- **Instruction**: Can you convert the records below into a numbered list, skipping any blank lines, starting from the first line of the records and going up to and including the line with "expand-triangle-icon[interactable]: ▷ bbox=[38, 638, 50, 650]"?
--- start of Information provided ---
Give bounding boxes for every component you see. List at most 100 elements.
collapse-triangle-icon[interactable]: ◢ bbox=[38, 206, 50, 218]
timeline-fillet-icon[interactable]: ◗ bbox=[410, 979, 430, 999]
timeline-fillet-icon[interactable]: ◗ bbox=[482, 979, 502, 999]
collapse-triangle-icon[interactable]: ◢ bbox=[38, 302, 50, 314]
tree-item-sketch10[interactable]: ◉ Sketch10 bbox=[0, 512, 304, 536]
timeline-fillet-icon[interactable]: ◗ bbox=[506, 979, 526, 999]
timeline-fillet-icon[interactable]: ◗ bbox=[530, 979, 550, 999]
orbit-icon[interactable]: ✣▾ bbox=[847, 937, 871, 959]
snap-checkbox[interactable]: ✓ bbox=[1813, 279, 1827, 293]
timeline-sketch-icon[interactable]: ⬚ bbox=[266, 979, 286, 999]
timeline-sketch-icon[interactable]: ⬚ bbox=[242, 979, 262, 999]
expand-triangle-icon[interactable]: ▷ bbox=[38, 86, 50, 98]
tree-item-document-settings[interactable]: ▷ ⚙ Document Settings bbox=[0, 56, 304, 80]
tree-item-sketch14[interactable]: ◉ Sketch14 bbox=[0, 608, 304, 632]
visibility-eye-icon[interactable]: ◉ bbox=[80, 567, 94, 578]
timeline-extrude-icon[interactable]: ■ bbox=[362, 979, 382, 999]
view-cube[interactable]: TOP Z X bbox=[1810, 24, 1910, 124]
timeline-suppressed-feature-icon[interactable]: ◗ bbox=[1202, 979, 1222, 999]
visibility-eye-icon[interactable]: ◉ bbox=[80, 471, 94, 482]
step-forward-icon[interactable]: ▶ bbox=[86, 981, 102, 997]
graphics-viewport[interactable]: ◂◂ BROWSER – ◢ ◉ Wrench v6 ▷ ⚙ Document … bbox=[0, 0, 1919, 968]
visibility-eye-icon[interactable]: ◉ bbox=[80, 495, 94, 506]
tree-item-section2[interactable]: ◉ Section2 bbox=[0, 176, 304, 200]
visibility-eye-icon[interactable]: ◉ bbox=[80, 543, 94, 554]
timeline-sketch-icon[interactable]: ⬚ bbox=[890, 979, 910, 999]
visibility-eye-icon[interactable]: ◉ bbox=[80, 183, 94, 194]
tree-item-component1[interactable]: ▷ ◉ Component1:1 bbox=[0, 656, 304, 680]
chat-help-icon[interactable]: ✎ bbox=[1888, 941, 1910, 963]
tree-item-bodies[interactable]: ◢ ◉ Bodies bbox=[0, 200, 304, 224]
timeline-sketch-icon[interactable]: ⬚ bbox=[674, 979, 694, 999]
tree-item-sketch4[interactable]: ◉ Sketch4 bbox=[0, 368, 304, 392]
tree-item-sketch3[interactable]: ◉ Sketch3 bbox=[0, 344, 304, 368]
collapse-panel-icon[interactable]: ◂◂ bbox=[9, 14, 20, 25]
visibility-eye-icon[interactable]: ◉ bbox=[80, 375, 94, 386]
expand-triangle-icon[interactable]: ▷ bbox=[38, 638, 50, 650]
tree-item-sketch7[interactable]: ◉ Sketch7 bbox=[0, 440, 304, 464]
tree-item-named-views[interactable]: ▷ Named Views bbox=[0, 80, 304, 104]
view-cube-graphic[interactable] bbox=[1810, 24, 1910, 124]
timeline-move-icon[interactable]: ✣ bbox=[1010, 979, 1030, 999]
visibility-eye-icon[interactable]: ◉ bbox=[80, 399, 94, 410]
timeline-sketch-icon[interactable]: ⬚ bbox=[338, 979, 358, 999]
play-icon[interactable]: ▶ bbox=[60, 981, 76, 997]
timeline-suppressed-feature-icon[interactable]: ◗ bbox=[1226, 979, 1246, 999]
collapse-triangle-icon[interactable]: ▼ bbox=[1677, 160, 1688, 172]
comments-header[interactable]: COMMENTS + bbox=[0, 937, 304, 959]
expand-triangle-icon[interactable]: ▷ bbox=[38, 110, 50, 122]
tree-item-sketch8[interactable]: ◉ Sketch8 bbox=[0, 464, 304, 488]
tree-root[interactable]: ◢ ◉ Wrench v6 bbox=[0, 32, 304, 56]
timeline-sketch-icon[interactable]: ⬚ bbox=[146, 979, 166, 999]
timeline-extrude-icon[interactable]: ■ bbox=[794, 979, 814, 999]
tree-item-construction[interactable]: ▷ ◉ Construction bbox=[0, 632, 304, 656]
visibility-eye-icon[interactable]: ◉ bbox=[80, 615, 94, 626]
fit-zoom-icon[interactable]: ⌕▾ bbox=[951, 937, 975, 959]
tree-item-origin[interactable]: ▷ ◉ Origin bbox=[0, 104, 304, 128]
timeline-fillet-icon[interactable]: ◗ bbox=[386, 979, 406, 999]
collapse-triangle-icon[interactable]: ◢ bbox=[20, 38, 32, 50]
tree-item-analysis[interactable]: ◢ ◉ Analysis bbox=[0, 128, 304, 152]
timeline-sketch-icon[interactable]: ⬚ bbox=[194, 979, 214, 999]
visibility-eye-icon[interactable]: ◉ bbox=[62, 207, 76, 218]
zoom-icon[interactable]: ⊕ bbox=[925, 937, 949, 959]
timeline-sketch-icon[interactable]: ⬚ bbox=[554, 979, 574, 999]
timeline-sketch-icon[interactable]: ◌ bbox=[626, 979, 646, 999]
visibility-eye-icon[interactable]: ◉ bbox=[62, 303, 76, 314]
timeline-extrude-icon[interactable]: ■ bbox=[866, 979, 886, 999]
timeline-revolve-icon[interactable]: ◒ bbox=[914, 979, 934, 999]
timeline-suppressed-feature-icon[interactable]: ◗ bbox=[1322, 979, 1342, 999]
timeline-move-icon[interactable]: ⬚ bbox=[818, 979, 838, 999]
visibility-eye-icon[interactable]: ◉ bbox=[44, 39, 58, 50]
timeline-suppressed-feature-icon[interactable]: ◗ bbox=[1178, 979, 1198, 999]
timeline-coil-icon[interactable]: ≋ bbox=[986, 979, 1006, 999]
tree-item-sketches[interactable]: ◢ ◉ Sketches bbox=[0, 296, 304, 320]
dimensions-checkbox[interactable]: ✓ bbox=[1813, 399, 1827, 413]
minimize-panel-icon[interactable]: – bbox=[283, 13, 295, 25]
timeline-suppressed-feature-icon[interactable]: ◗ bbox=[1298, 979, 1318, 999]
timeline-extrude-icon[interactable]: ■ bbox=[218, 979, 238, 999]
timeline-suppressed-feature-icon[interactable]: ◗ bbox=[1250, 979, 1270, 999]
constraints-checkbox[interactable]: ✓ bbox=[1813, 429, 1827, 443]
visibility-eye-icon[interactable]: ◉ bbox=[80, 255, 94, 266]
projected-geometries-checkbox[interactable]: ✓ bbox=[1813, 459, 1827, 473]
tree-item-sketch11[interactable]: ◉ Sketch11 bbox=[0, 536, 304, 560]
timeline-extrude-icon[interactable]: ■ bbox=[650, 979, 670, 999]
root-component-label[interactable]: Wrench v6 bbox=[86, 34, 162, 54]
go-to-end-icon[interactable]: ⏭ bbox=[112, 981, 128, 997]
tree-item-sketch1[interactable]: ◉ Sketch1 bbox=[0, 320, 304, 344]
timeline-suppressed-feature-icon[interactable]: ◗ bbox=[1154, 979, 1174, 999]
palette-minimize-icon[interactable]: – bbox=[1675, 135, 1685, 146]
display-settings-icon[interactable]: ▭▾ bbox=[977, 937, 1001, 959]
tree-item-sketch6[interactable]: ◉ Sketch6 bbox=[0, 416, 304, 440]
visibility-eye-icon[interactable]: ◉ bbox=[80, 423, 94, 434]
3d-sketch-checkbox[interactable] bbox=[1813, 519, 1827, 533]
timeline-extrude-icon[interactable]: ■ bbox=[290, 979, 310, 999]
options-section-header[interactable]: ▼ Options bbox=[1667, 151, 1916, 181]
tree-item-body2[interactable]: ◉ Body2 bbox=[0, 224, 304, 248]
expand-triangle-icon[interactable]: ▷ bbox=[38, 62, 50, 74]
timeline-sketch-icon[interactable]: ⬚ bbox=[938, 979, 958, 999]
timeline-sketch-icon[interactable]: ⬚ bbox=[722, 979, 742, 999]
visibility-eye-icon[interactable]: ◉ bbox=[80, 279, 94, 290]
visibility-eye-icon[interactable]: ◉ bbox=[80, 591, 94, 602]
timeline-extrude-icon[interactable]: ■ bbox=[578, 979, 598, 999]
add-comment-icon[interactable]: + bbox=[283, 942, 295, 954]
--- end of Information provided ---
- **Problem solution**:
1. Give bounding boxes for every component you see. List at most 100 elements.
2. collapse-triangle-icon[interactable]: ◢ bbox=[38, 206, 50, 218]
3. timeline-fillet-icon[interactable]: ◗ bbox=[410, 979, 430, 999]
4. timeline-fillet-icon[interactable]: ◗ bbox=[482, 979, 502, 999]
5. collapse-triangle-icon[interactable]: ◢ bbox=[38, 302, 50, 314]
6. tree-item-sketch10[interactable]: ◉ Sketch10 bbox=[0, 512, 304, 536]
7. timeline-fillet-icon[interactable]: ◗ bbox=[506, 979, 526, 999]
8. timeline-fillet-icon[interactable]: ◗ bbox=[530, 979, 550, 999]
9. orbit-icon[interactable]: ✣▾ bbox=[847, 937, 871, 959]
10. snap-checkbox[interactable]: ✓ bbox=[1813, 279, 1827, 293]
11. timeline-sketch-icon[interactable]: ⬚ bbox=[266, 979, 286, 999]
12. timeline-sketch-icon[interactable]: ⬚ bbox=[242, 979, 262, 999]
13. expand-triangle-icon[interactable]: ▷ bbox=[38, 86, 50, 98]
14. tree-item-document-settings[interactable]: ▷ ⚙ Document Settings bbox=[0, 56, 304, 80]
15. tree-item-sketch14[interactable]: ◉ Sketch14 bbox=[0, 608, 304, 632]
16. visibility-eye-icon[interactable]: ◉ bbox=[80, 567, 94, 578]
17. timeline-extrude-icon[interactable]: ■ bbox=[362, 979, 382, 999]
18. view-cube[interactable]: TOP Z X bbox=[1810, 24, 1910, 124]
19. timeline-suppressed-feature-icon[interactable]: ◗ bbox=[1202, 979, 1222, 999]
20. visibility-eye-icon[interactable]: ◉ bbox=[80, 471, 94, 482]
21. step-forward-icon[interactable]: ▶ bbox=[86, 981, 102, 997]
22. graphics-viewport[interactable]: ◂◂ BROWSER – ◢ ◉ Wrench v6 ▷ ⚙ Document … bbox=[0, 0, 1919, 968]
23. visibility-eye-icon[interactable]: ◉ bbox=[80, 495, 94, 506]
24. tree-item-section2[interactable]: ◉ Section2 bbox=[0, 176, 304, 200]
25. visibility-eye-icon[interactable]: ◉ bbox=[80, 543, 94, 554]
26. timeline-sketch-icon[interactable]: ⬚ bbox=[890, 979, 910, 999]
27. visibility-eye-icon[interactable]: ◉ bbox=[80, 183, 94, 194]
28. tree-item-component1[interactable]: ▷ ◉ Component1:1 bbox=[0, 656, 304, 680]
29. chat-help-icon[interactable]: ✎ bbox=[1888, 941, 1910, 963]
30. tree-item-bodies[interactable]: ◢ ◉ Bodies bbox=[0, 200, 304, 224]
31. timeline-sketch-icon[interactable]: ⬚ bbox=[674, 979, 694, 999]
32. tree-item-sketch4[interactable]: ◉ Sketch4 bbox=[0, 368, 304, 392]
33. tree-item-sketch3[interactable]: ◉ Sketch3 bbox=[0, 344, 304, 368]
34. collapse-panel-icon[interactable]: ◂◂ bbox=[9, 14, 20, 25]
35. visibility-eye-icon[interactable]: ◉ bbox=[80, 375, 94, 386]
36. expand-triangle-icon[interactable]: ▷ bbox=[38, 638, 50, 650]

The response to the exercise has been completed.